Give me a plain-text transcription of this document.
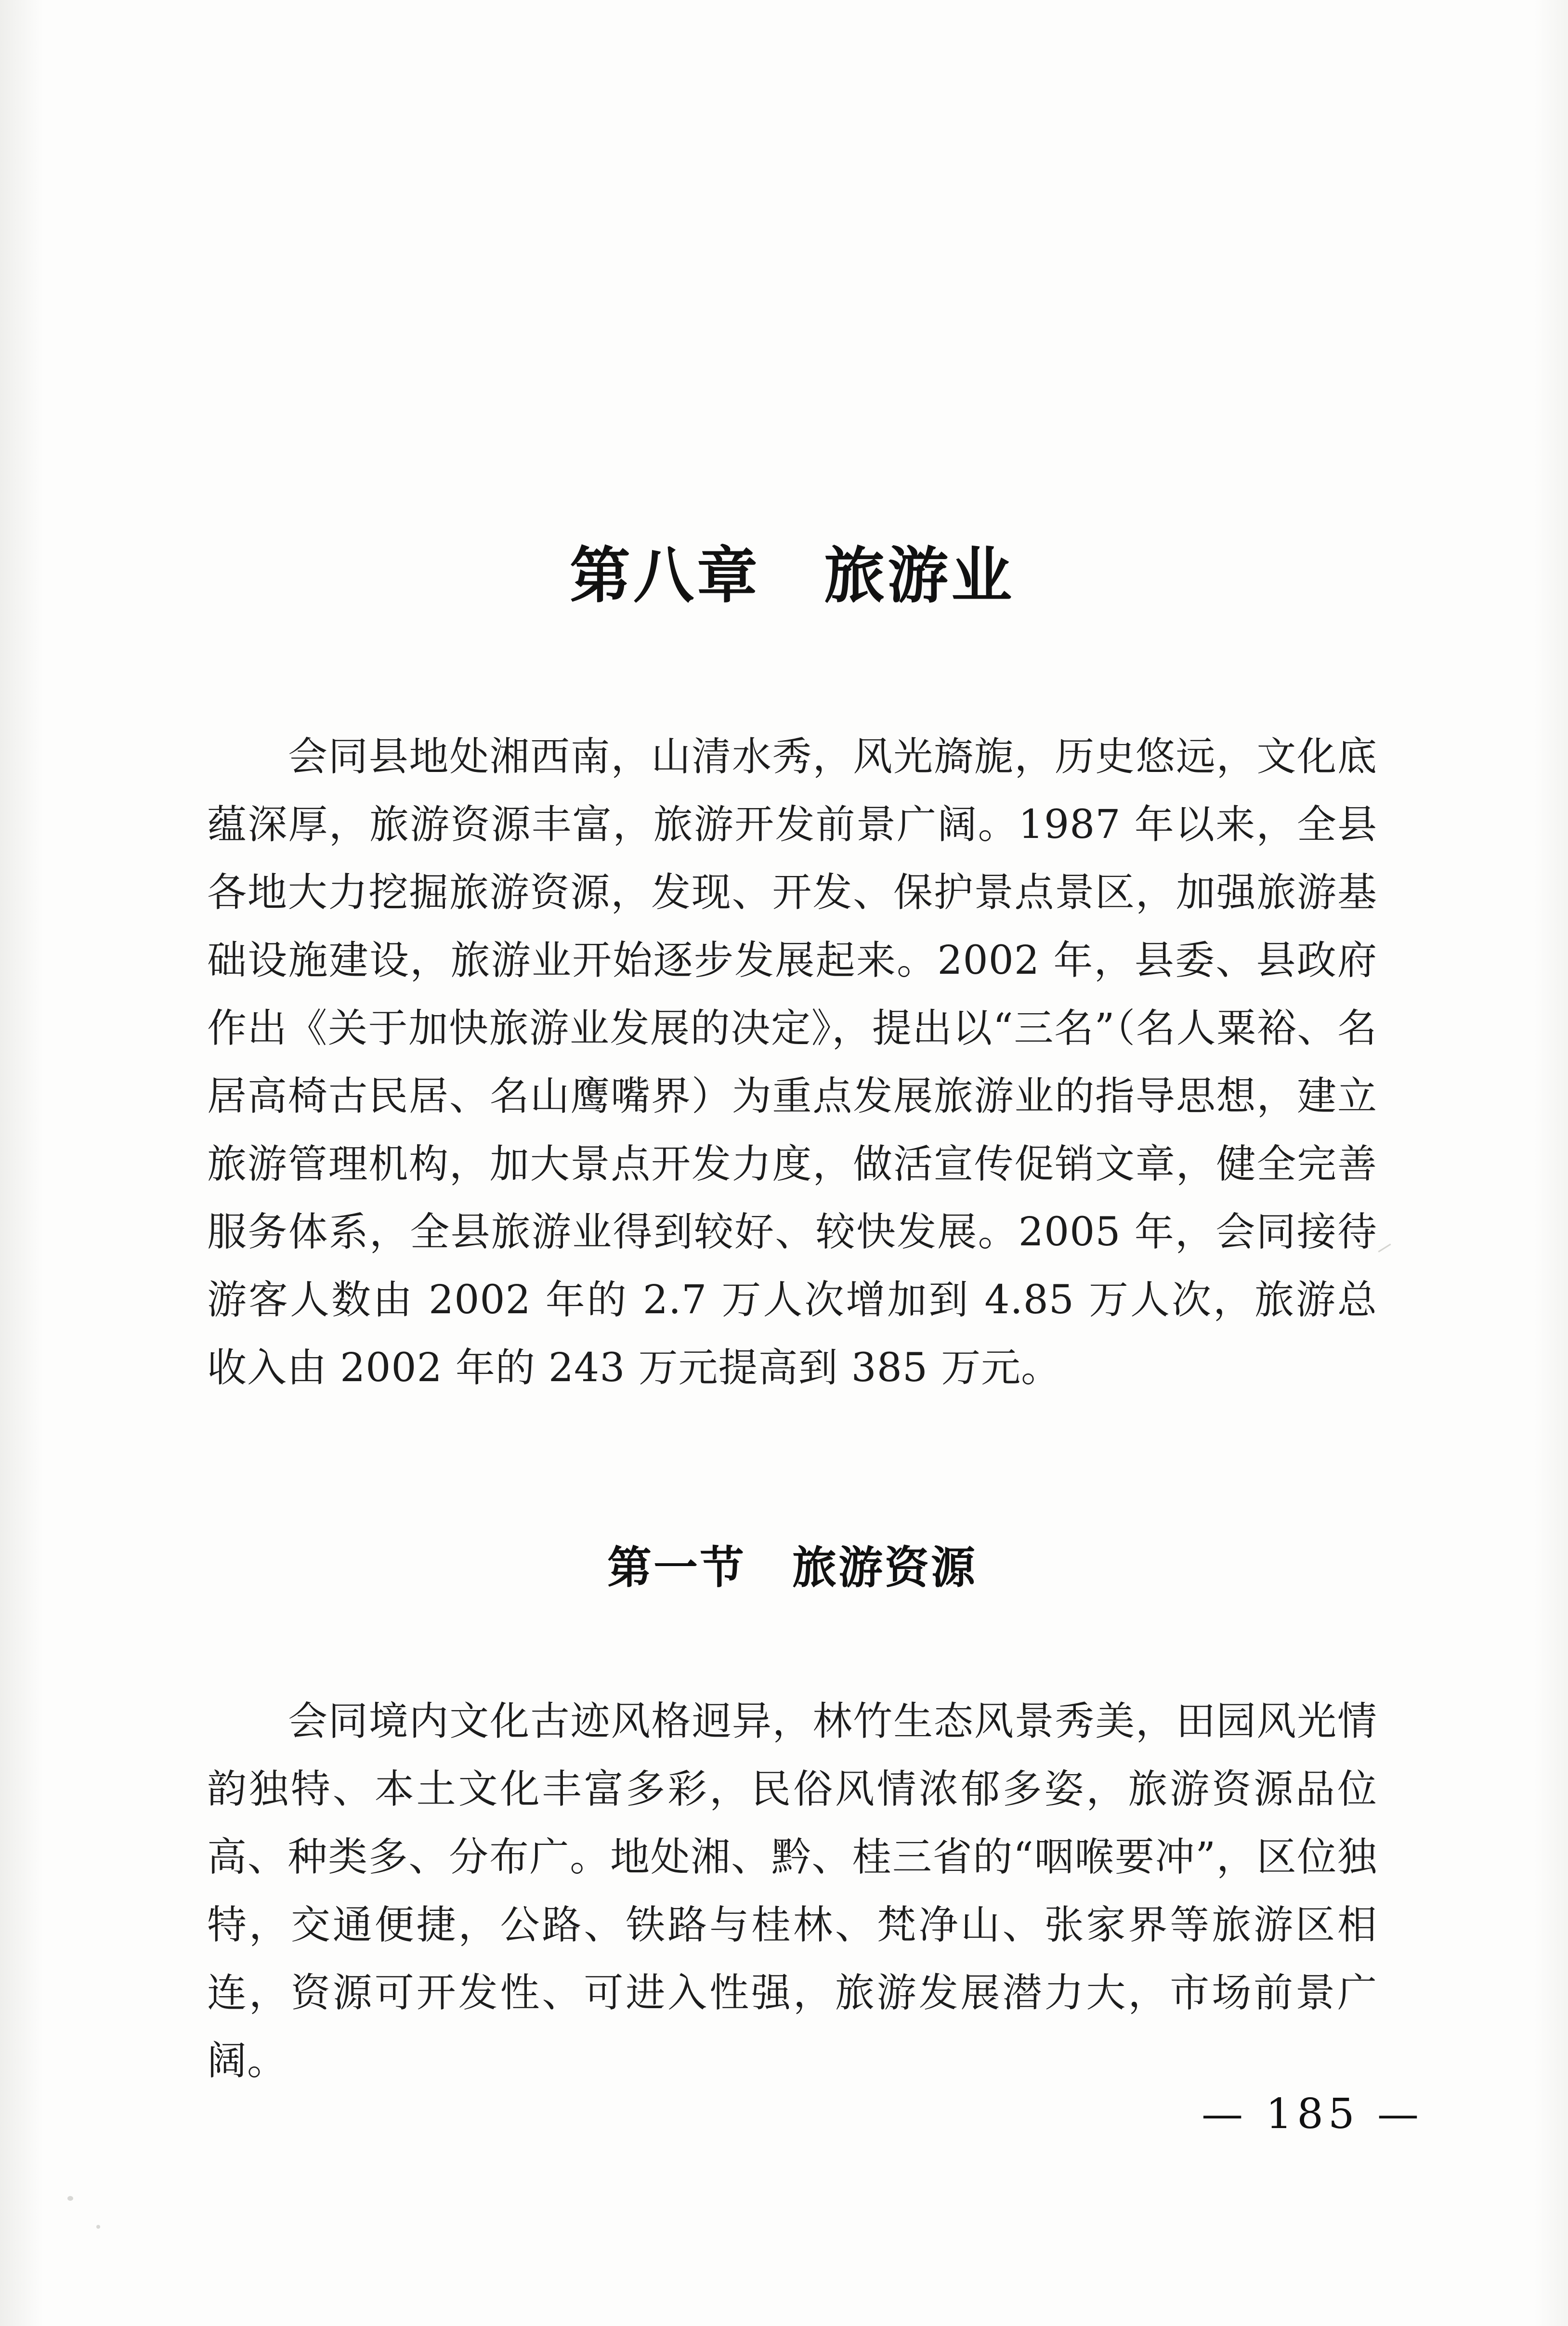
第八章　旅游业

会同县地处湘西南，山清水秀，风光旖旎，历史悠远，文化底蕴深厚，旅游资源丰富，旅游开发前景广阔。1987 年以来，全县各地大力挖掘旅游资源，发现、开发、保护景点景区，加强旅游基础设施建设，旅游业开始逐步发展起来。2002 年，县委、县政府作出《关于加快旅游业发展的决定》，提出以“三名”（名人粟裕、名居高椅古民居、名山鹰嘴界）为重点发展旅游业的指导思想，建立旅游管理机构，加大景点开发力度，做活宣传促销文章，健全完善服务体系，全县旅游业得到较好、较快发展。2005 年，会同接待游客人数由 2002 年的 2.7 万人次增加到 4.85 万人次，旅游总收入由 2002 年的 243 万元提高到 385 万元。

第一节　旅游资源

会同境内文化古迹风格迥异，林竹生态风景秀美，田园风光情韵独特、本土文化丰富多彩，民俗风情浓郁多姿，旅游资源品位高、种类多、分布广。地处湘、黔、桂三省的“咽喉要冲”，区位独特，交通便捷，公路、铁路与桂林、梵净山、张家界等旅游区相连，资源可开发性、可进入性强，旅游发展潜力大，市场前景广阔。

— 185 —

- [Exercise] Leaving all pictures aside, quote each record exactly.

- [Exercise solution]
Give me a plain-text transcription of this document.
第八章　旅游业

会同县地处湘西南，山清水秀，风光旖旎，历史悠远，文化底蕴深厚，旅游资源丰富，旅游开发前景广阔。1987 年以来，全县各地大力挖掘旅游资源，发现、开发、保护景点景区，加强旅游基础设施建设，旅游业开始逐步发展起来。2002 年，县委、县政府作出《关于加快旅游业发展的决定》，提出以“三名”（名人粟裕、名居高椅古民居、名山鹰嘴界）为重点发展旅游业的指导思想，建立旅游管理机构，加大景点开发力度，做活宣传促销文章，健全完善服务体系，全县旅游业得到较好、较快发展。2005 年，会同接待游客人数由 2002 年的 2.7 万人次增加到 4.85 万人次，旅游总收入由 2002 年的 243 万元提高到 385 万元。

第一节　旅游资源

会同境内文化古迹风格迥异，林竹生态风景秀美，田园风光情韵独特、本土文化丰富多彩，民俗风情浓郁多姿，旅游资源品位高、种类多、分布广。地处湘、黔、桂三省的“咽喉要冲”，区位独特，交通便捷，公路、铁路与桂林、梵净山、张家界等旅游区相连，资源可开发性、可进入性强，旅游发展潜力大，市场前景广阔。

— 185 —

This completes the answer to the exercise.